Give the data a second time, exactly and in full.

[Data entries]
★ ★ ★ ★ ★ ★ ★

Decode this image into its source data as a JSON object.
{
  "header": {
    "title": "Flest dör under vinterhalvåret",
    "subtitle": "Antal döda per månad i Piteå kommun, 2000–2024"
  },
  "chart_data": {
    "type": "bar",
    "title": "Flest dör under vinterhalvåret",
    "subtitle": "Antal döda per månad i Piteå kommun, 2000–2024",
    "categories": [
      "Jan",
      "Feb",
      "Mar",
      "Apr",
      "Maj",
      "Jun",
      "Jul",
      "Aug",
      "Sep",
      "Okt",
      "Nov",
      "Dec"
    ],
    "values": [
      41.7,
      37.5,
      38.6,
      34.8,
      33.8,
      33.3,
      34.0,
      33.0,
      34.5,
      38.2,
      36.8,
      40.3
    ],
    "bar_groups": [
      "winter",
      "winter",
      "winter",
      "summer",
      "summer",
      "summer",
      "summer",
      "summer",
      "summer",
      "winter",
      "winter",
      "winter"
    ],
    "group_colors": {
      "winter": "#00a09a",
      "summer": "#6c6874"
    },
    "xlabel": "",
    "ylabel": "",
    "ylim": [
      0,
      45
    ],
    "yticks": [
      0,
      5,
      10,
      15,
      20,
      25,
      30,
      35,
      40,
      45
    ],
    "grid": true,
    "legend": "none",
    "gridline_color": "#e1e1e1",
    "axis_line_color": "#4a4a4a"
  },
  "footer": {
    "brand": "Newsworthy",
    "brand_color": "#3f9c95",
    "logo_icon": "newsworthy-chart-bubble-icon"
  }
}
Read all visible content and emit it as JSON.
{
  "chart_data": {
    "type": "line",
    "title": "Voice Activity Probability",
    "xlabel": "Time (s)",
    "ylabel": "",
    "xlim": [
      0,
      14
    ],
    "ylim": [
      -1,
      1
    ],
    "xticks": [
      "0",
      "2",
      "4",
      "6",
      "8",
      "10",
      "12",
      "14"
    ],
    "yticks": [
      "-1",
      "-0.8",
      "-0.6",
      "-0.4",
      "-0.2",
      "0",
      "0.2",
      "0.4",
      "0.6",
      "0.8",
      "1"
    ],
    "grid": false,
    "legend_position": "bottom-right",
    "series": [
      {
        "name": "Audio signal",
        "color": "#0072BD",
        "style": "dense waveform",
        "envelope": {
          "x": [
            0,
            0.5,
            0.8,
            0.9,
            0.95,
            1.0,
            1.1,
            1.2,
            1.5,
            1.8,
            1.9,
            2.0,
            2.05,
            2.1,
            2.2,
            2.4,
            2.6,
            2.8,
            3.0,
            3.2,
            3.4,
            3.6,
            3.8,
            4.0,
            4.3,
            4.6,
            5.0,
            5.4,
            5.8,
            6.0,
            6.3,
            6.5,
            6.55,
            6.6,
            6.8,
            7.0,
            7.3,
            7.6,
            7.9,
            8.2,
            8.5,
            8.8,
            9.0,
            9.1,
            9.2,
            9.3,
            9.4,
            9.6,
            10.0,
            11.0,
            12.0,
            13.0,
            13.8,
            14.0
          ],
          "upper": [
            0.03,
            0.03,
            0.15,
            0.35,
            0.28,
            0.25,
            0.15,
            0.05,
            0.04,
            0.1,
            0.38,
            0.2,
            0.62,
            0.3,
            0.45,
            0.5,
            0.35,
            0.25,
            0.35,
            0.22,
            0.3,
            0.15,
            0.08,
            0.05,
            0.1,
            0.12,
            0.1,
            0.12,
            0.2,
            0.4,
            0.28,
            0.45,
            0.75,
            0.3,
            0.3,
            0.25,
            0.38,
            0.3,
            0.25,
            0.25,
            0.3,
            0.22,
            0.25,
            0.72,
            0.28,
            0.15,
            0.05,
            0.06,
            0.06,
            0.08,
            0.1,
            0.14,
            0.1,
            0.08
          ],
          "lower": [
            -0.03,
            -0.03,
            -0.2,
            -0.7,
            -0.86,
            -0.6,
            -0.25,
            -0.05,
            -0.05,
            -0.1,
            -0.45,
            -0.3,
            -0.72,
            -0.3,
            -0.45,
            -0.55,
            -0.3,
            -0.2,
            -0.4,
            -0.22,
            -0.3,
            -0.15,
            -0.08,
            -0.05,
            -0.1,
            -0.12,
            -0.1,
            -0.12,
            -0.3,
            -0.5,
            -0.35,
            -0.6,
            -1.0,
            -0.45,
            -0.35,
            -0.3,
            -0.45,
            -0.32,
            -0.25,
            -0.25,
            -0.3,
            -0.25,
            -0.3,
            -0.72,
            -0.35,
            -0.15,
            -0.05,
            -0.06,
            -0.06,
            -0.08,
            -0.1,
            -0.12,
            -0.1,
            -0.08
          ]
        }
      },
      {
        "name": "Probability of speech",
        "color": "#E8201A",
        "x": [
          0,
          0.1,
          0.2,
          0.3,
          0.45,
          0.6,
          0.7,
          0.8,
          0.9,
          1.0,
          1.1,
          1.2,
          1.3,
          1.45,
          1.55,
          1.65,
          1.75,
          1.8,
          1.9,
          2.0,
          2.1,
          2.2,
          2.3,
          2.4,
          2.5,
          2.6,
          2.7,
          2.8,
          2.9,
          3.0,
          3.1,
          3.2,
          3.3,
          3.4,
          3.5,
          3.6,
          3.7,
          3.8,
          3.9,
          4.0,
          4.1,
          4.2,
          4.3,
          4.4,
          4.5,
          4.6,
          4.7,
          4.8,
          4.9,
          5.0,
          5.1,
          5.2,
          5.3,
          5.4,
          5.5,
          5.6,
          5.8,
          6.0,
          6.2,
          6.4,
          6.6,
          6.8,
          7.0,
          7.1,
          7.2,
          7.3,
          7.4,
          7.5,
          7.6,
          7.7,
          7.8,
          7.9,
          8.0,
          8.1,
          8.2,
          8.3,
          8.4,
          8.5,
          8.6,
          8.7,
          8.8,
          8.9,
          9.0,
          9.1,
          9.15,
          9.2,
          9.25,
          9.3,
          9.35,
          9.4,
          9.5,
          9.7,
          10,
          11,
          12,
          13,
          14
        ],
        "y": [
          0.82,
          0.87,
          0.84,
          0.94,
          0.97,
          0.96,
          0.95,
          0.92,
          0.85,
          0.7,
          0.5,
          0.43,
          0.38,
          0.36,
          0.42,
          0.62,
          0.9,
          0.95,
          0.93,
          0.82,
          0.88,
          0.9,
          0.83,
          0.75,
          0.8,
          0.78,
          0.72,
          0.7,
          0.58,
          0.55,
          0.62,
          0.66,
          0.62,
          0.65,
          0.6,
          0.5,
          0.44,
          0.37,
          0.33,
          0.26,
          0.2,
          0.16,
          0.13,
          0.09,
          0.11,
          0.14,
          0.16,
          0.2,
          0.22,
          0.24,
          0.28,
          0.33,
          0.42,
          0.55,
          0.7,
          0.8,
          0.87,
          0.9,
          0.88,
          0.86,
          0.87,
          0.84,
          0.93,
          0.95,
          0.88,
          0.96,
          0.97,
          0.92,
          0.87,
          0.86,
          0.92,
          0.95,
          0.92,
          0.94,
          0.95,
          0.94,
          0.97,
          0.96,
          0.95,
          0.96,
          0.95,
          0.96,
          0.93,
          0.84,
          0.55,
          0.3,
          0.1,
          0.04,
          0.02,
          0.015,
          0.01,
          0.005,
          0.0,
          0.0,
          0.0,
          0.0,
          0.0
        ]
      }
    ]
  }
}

★ ★ ★ ★ ★ ★ ★

_Written answer_:
Decode this image into its source data as a JSON object.
{
  "header": {
    "title": "Flest dör under vinterhalvåret",
    "subtitle": "Antal döda per månad i Piteå kommun, 2000–2024"
  },
  "chart_data": {
    "type": "bar",
    "title": "Flest dör under vinterhalvåret",
    "subtitle": "Antal döda per månad i Piteå kommun, 2000–2024",
    "categories": [
      "Jan",
      "Feb",
      "Mar",
      "Apr",
      "Maj",
      "Jun",
      "Jul",
      "Aug",
      "Sep",
      "Okt",
      "Nov",
      "Dec"
    ],
    "values": [
      41.7,
      37.5,
      38.6,
      34.8,
      33.8,
      33.3,
      34.0,
      33.0,
      34.5,
      38.2,
      36.8,
      40.3
    ],
    "bar_groups": [
      "winter",
      "winter",
      "winter",
      "summer",
      "summer",
      "summer",
      "summer",
      "summer",
      "summer",
      "winter",
      "winter",
      "winter"
    ],
    "group_colors": {
      "winter": "#00a09a",
      "summer": "#6c6874"
    },
    "xlabel": "",
    "ylabel": "",
    "ylim": [
      0,
      45
    ],
    "yticks": [
      0,
      5,
      10,
      15,
      20,
      25,
      30,
      35,
      40,
      45
    ],
    "grid": true,
    "legend": "none",
    "gridline_color": "#e1e1e1",
    "axis_line_color": "#4a4a4a"
  },
  "footer": {
    "brand": "Newsworthy",
    "brand_color": "#3f9c95",
    "logo_icon": "newsworthy-chart-bubble-icon"
  }
}
Read all visible content and emit it as JSON.
{
  "chart_data": {
    "type": "line",
    "title": "Voice Activity Probability",
    "xlabel": "Time (s)",
    "ylabel": "",
    "xlim": [
      0,
      14
    ],
    "ylim": [
      -1,
      1
    ],
    "xticks": [
      "0",
      "2",
      "4",
      "6",
      "8",
      "10",
      "12",
      "14"
    ],
    "yticks": [
      "-1",
      "-0.8",
      "-0.6",
      "-0.4",
      "-0.2",
      "0",
      "0.2",
      "0.4",
      "0.6",
      "0.8",
      "1"
    ],
    "grid": false,
    "legend_position": "bottom-right",
    "series": [
      {
        "name": "Audio signal",
        "color": "#0072BD",
        "style": "dense waveform",
        "envelope": {
          "x": [
            0,
            0.5,
            0.8,
            0.9,
            0.95,
            1.0,
            1.1,
            1.2,
            1.5,
            1.8,
            1.9,
            2.0,
            2.05,
            2.1,
            2.2,
            2.4,
            2.6,
            2.8,
            3.0,
            3.2,
            3.4,
            3.6,
            3.8,
            4.0,
            4.3,
            4.6,
            5.0,
            5.4,
            5.8,
            6.0,
            6.3,
            6.5,
            6.55,
            6.6,
            6.8,
            7.0,
            7.3,
            7.6,
            7.9,
            8.2,
            8.5,
            8.8,
            9.0,
            9.1,
            9.2,
            9.3,
            9.4,
            9.6,
            10.0,
            11.0,
            12.0,
            13.0,
            13.8,
            14.0
          ],
          "upper": [
            0.03,
            0.03,
            0.15,
            0.35,
            0.28,
            0.25,
            0.15,
            0.05,
            0.04,
            0.1,
            0.38,
            0.2,
            0.62,
            0.3,
            0.45,
            0.5,
            0.35,
            0.25,
            0.35,
            0.22,
            0.3,
            0.15,
            0.08,
            0.05,
            0.1,
            0.12,
            0.1,
            0.12,
            0.2,
            0.4,
            0.28,
            0.45,
            0.75,
            0.3,
            0.3,
            0.25,
            0.38,
            0.3,
            0.25,
            0.25,
            0.3,
            0.22,
            0.25,
            0.72,
            0.28,
            0.15,
            0.05,
            0.06,
            0.06,
            0.08,
            0.1,
            0.14,
            0.1,
            0.08
          ],
          "lower": [
            -0.03,
            -0.03,
            -0.2,
            -0.7,
            -0.86,
            -0.6,
            -0.25,
            -0.05,
            -0.05,
            -0.1,
            -0.45,
            -0.3,
            -0.72,
            -0.3,
            -0.45,
            -0.55,
            -0.3,
            -0.2,
            -0.4,
            -0.22,
            -0.3,
            -0.15,
            -0.08,
            -0.05,
            -0.1,
            -0.12,
            -0.1,
            -0.12,
            -0.3,
            -0.5,
            -0.35,
            -0.6,
            -1.0,
            -0.45,
            -0.35,
            -0.3,
            -0.45,
            -0.32,
            -0.25,
            -0.25,
            -0.3,
            -0.25,
            -0.3,
            -0.72,
            -0.35,
            -0.15,
            -0.05,
            -0.06,
            -0.06,
            -0.08,
            -0.1,
            -0.12,
            -0.1,
            -0.08
          ]
        }
      },
      {
        "name": "Probability of speech",
        "color": "#E8201A",
        "x": [
          0,
          0.1,
          0.2,
          0.3,
          0.45,
          0.6,
          0.7,
          0.8,
          0.9,
          1.0,
          1.1,
          1.2,
          1.3,
          1.45,
          1.55,
          1.65,
          1.75,
          1.8,
          1.9,
          2.0,
          2.1,
          2.2,
          2.3,
          2.4,
          2.5,
          2.6,
          2.7,
          2.8,
          2.9,
          3.0,
          3.1,
          3.2,
          3.3,
          3.4,
          3.5,
          3.6,
          3.7,
          3.8,
          3.9,
          4.0,
          4.1,
          4.2,
          4.3,
          4.4,
          4.5,
          4.6,
          4.7,
          4.8,
          4.9,
          5.0,
          5.1,
          5.2,
          5.3,
          5.4,
          5.5,
          5.6,
          5.8,
          6.0,
          6.2,
          6.4,
          6.6,
          6.8,
          7.0,
          7.1,
          7.2,
          7.3,
          7.4,
          7.5,
          7.6,
          7.7,
          7.8,
          7.9,
          8.0,
          8.1,
          8.2,
          8.3,
          8.4,
          8.5,
          8.6,
          8.7,
          8.8,
          8.9,
          9.0,
          9.1,
          9.15,
          9.2,
          9.25,
          9.3,
          9.35,
          9.4,
          9.5,
          9.7,
          10,
          11,
          12,
          13,
          14
        ],
        "y": [
          0.82,
          0.87,
          0.84,
          0.94,
          0.97,
          0.96,
          0.95,
          0.92,
          0.85,
          0.7,
          0.5,
          0.43,
          0.38,
          0.36,
          0.42,
          0.62,
          0.9,
          0.95,
          0.93,
          0.82,
          0.88,
          0.9,
          0.83,
          0.75,
          0.8,
          0.78,
          0.72,
          0.7,
          0.58,
          0.55,
          0.62,
          0.66,
          0.62,
          0.65,
          0.6,
          0.5,
          0.44,
          0.37,
          0.33,
          0.26,
          0.2,
          0.16,
          0.13,
          0.09,
          0.11,
          0.14,
          0.16,
          0.2,
          0.22,
          0.24,
          0.28,
          0.33,
          0.42,
          0.55,
          0.7,
          0.8,
          0.87,
          0.9,
          0.88,
          0.86,
          0.87,
          0.84,
          0.93,
          0.95,
          0.88,
          0.96,
          0.97,
          0.92,
          0.87,
          0.86,
          0.92,
          0.95,
          0.92,
          0.94,
          0.95,
          0.94,
          0.97,
          0.96,
          0.95,
          0.96,
          0.95,
          0.96,
          0.93,
          0.84,
          0.55,
          0.3,
          0.1,
          0.04,
          0.02,
          0.015,
          0.01,
          0.005,
          0.0,
          0.0,
          0.0,
          0.0,
          0.0
        ]
      }
    ]
  }
}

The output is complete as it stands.